§ **WHAT YOU WILL DO**
Without the pictures, reproduce the records that follow exactly.

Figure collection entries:
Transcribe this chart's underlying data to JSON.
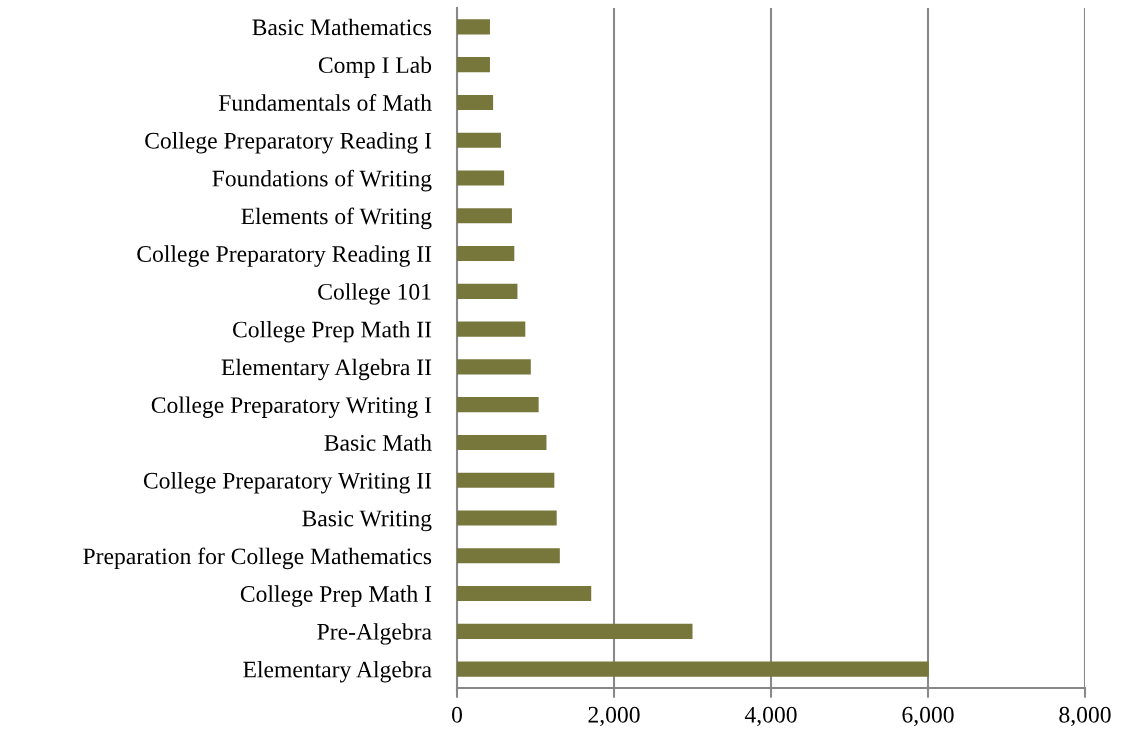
{
  "chart_data": {
    "type": "bar",
    "orientation": "horizontal",
    "categories": [
      "Basic Mathematics",
      "Comp I Lab",
      "Fundamentals of Math",
      "College Preparatory Reading I",
      "Foundations of Writing",
      "Elements of Writing",
      "College Preparatory Reading II",
      "College 101",
      "College Prep Math II",
      "Elementary Algebra II",
      "College Preparatory Writing I",
      "Basic Math",
      "College Preparatory Writing II",
      "Basic Writing",
      "Preparation for College Mathematics",
      "College Prep Math I",
      "Pre-Algebra",
      "Elementary Algebra"
    ],
    "values": [
      420,
      420,
      460,
      560,
      600,
      700,
      730,
      770,
      870,
      940,
      1040,
      1140,
      1240,
      1270,
      1310,
      1710,
      3000,
      6010
    ],
    "color": "#77773c",
    "xlim": [
      0,
      8000
    ],
    "xticks": [
      {
        "value": 0,
        "label": "0"
      },
      {
        "value": 2000,
        "label": "2,000"
      },
      {
        "value": 4000,
        "label": "4,000"
      },
      {
        "value": 6000,
        "label": "6,000"
      },
      {
        "value": 8000,
        "label": "8,000"
      }
    ],
    "grid": "x"
  }
}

§ **RESULT FOR THIS TASK**
Transcribe this chart's underlying data to JSON.
{
  "chart_data": {
    "type": "bar",
    "orientation": "horizontal",
    "categories": [
      "Basic Mathematics",
      "Comp I Lab",
      "Fundamentals of Math",
      "College Preparatory Reading I",
      "Foundations of Writing",
      "Elements of Writing",
      "College Preparatory Reading II",
      "College 101",
      "College Prep Math II",
      "Elementary Algebra II",
      "College Preparatory Writing I",
      "Basic Math",
      "College Preparatory Writing II",
      "Basic Writing",
      "Preparation for College Mathematics",
      "College Prep Math I",
      "Pre-Algebra",
      "Elementary Algebra"
    ],
    "values": [
      420,
      420,
      460,
      560,
      600,
      700,
      730,
      770,
      870,
      940,
      1040,
      1140,
      1240,
      1270,
      1310,
      1710,
      3000,
      6010
    ],
    "color": "#77773c",
    "xlim": [
      0,
      8000
    ],
    "xticks": [
      {
        "value": 0,
        "label": "0"
      },
      {
        "value": 2000,
        "label": "2,000"
      },
      {
        "value": 4000,
        "label": "4,000"
      },
      {
        "value": 6000,
        "label": "6,000"
      },
      {
        "value": 8000,
        "label": "8,000"
      }
    ],
    "grid": "x"
  }
}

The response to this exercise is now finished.